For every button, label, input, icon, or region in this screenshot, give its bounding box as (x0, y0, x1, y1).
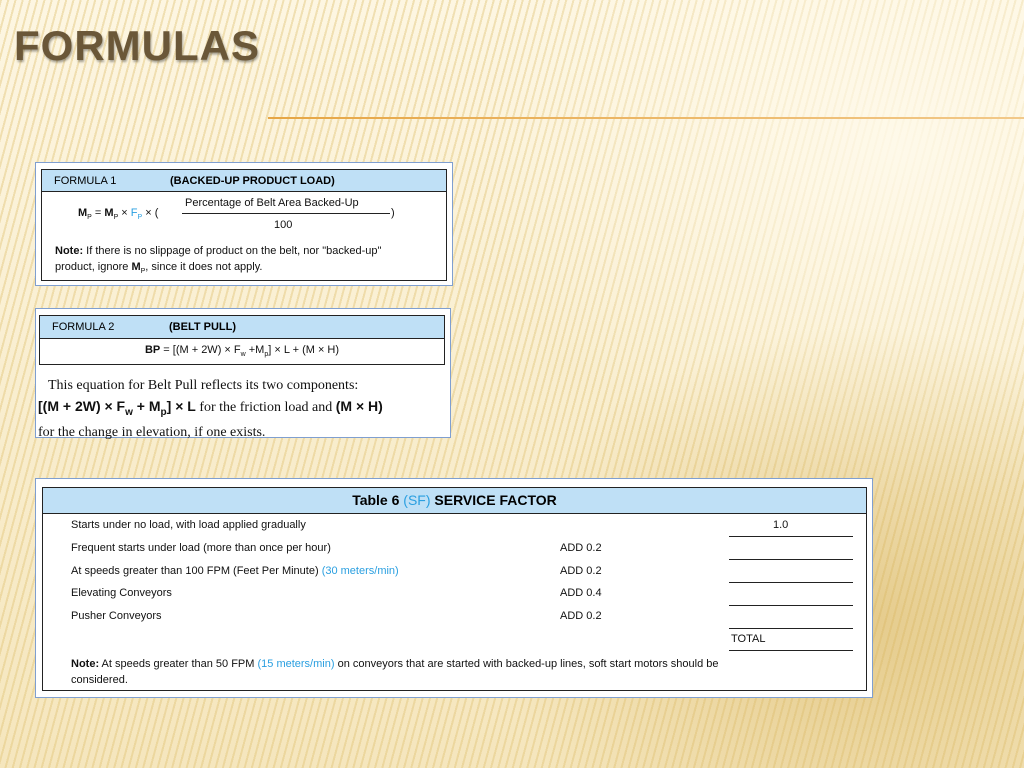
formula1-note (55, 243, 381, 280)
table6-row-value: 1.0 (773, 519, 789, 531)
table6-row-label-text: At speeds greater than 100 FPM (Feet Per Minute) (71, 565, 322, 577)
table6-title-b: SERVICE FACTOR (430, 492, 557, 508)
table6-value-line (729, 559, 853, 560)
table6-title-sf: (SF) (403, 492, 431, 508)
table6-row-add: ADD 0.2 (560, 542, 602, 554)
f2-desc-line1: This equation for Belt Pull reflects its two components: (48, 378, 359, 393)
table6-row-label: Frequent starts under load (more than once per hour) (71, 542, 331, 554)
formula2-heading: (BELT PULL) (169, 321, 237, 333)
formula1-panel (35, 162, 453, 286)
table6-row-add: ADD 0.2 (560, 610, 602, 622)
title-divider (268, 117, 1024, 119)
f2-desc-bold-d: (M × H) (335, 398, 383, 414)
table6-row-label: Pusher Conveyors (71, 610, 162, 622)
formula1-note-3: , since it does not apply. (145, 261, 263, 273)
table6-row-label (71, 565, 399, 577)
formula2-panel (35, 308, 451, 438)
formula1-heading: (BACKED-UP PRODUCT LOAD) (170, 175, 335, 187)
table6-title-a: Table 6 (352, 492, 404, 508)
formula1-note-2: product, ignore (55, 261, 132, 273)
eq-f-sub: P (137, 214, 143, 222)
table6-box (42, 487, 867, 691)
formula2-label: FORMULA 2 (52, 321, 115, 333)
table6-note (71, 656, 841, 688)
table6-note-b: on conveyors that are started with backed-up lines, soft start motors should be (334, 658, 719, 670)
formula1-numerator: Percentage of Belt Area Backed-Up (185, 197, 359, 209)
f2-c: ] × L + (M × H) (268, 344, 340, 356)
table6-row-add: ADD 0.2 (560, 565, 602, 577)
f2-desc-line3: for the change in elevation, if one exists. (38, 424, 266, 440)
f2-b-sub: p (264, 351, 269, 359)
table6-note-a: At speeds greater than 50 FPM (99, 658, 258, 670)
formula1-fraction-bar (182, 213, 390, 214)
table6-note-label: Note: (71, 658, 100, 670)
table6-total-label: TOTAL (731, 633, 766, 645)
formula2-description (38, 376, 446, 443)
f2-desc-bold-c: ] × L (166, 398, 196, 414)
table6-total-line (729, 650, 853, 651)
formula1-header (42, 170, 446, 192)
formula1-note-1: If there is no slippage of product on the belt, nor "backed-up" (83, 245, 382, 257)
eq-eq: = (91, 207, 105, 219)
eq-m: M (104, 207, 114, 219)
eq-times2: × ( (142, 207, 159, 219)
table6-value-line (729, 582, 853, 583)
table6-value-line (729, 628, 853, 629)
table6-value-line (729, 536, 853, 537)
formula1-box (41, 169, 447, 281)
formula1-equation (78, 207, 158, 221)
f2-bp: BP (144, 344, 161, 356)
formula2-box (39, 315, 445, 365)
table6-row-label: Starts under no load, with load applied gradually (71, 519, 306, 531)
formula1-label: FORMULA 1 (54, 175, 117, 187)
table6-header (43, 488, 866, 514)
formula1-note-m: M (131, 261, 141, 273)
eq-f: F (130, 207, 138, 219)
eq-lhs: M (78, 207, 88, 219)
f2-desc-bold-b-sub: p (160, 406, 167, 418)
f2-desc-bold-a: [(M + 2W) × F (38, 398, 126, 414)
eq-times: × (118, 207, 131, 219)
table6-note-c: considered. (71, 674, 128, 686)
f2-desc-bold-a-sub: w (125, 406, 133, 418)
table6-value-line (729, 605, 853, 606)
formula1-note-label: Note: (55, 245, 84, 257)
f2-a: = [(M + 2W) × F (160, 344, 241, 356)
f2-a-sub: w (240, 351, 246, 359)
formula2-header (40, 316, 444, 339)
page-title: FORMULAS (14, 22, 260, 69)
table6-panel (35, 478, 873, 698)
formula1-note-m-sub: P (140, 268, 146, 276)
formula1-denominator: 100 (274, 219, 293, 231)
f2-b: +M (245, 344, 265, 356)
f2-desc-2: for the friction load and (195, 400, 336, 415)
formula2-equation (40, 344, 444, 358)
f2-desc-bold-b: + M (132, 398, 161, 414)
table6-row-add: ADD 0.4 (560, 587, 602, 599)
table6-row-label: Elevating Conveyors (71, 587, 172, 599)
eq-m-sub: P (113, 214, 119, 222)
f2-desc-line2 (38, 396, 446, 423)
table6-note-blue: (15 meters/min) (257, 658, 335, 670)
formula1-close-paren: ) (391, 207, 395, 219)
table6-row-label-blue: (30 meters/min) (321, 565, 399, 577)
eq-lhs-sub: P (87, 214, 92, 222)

→ Problem
Reproduce every line of the records above, substituting "section" for each occurrence of "panel" and leaving everything else unchanged. Omit the pictures.

→ Written response
For every button, label, input, icon, or region in this screenshot, give its bounding box as (x0, y0, x1, y1).
formula1-note (55, 243, 381, 280)
table6-row-value: 1.0 (773, 519, 789, 531)
table6-row-label-text: At speeds greater than 100 FPM (Feet Per Minute) (71, 565, 322, 577)
table6-title-b: SERVICE FACTOR (430, 492, 557, 508)
table6-value-line (729, 559, 853, 560)
table6-title-sf: (SF) (403, 492, 431, 508)
table6-row-add: ADD 0.2 (560, 542, 602, 554)
f2-desc-line1: This equation for Belt Pull reflects its two components: (48, 378, 359, 393)
table6-row-label: Frequent starts under load (more than once per hour) (71, 542, 331, 554)
formula2-heading: (BELT PULL) (169, 321, 237, 333)
formula1-section (35, 162, 453, 286)
table6-row-add: ADD 0.2 (560, 610, 602, 622)
title-divider (268, 117, 1024, 119)
f2-desc-bold-d: (M × H) (335, 398, 383, 414)
table6-row-label: Pusher Conveyors (71, 610, 162, 622)
formula1-note-3: , since it does not apply. (145, 261, 263, 273)
table6-row-label (71, 565, 399, 577)
formula2-section (35, 308, 451, 438)
formula1-heading: (BACKED-UP PRODUCT LOAD) (170, 175, 335, 187)
table6-title-a: Table 6 (352, 492, 404, 508)
formula1-note-2: product, ignore (55, 261, 132, 273)
eq-f-sub: P (137, 214, 143, 222)
table6-box (42, 487, 867, 691)
formula2-label: FORMULA 2 (52, 321, 115, 333)
table6-note (71, 656, 841, 688)
table6-note-b: on conveyors that are started with backed-up lines, soft start motors should be (334, 658, 719, 670)
formula1-numerator: Percentage of Belt Area Backed-Up (185, 197, 359, 209)
f2-c: ] × L + (M × H) (268, 344, 340, 356)
table6-row-add: ADD 0.2 (560, 565, 602, 577)
f2-desc-line3: for the change in elevation, if one exists. (38, 424, 266, 440)
f2-b-sub: p (264, 351, 269, 359)
table6-note-a: At speeds greater than 50 FPM (99, 658, 258, 670)
formula1-fraction-bar (182, 213, 390, 214)
table6-note-label: Note: (71, 658, 100, 670)
table6-total-label: TOTAL (731, 633, 766, 645)
formula2-description (38, 376, 446, 443)
f2-desc-bold-c: ] × L (166, 398, 196, 414)
table6-total-line (729, 650, 853, 651)
formula1-header (42, 170, 446, 192)
formula1-note-1: If there is no slippage of product on the belt, nor "backed-up" (83, 245, 382, 257)
eq-eq: = (91, 207, 105, 219)
eq-m: M (104, 207, 114, 219)
eq-times2: × ( (142, 207, 159, 219)
table6-value-line (729, 582, 853, 583)
table6-value-line (729, 628, 853, 629)
table6-value-line (729, 536, 853, 537)
formula1-box (41, 169, 447, 281)
formula1-equation (78, 207, 158, 221)
f2-bp: BP (144, 344, 161, 356)
formula2-box (39, 315, 445, 365)
table6-row-label: Starts under no load, with load applied gradually (71, 519, 306, 531)
formula1-label: FORMULA 1 (54, 175, 117, 187)
table6-header (43, 488, 866, 514)
formula1-note-m: M (131, 261, 141, 273)
eq-f: F (130, 207, 138, 219)
eq-lhs: M (78, 207, 88, 219)
f2-desc-bold-b-sub: p (160, 406, 167, 418)
f2-desc-bold-a: [(M + 2W) × F (38, 398, 126, 414)
eq-times: × (118, 207, 131, 219)
table6-note-c: considered. (71, 674, 128, 686)
f2-desc-bold-a-sub: w (125, 406, 133, 418)
table6-value-line (729, 605, 853, 606)
formula1-note-label: Note: (55, 245, 84, 257)
f2-a: = [(M + 2W) × F (160, 344, 241, 356)
f2-a-sub: w (240, 351, 246, 359)
formula2-header (40, 316, 444, 339)
page-title: FORMULAS (14, 22, 260, 69)
table6-section (35, 478, 873, 698)
formula1-note-m-sub: P (140, 268, 146, 276)
formula1-denominator: 100 (274, 219, 293, 231)
f2-b: +M (245, 344, 265, 356)
f2-desc-2: for the friction load and (195, 400, 336, 415)
formula2-equation (40, 344, 444, 358)
f2-desc-bold-b: + M (132, 398, 161, 414)
table6-row-add: ADD 0.4 (560, 587, 602, 599)
table6-row-label: Elevating Conveyors (71, 587, 172, 599)
eq-m-sub: P (113, 214, 119, 222)
f2-desc-line2 (38, 396, 446, 423)
table6-note-blue: (15 meters/min) (257, 658, 335, 670)
formula1-close-paren: ) (391, 207, 395, 219)
table6-row-label-blue: (30 meters/min) (321, 565, 399, 577)
eq-lhs-sub: P (87, 214, 92, 222)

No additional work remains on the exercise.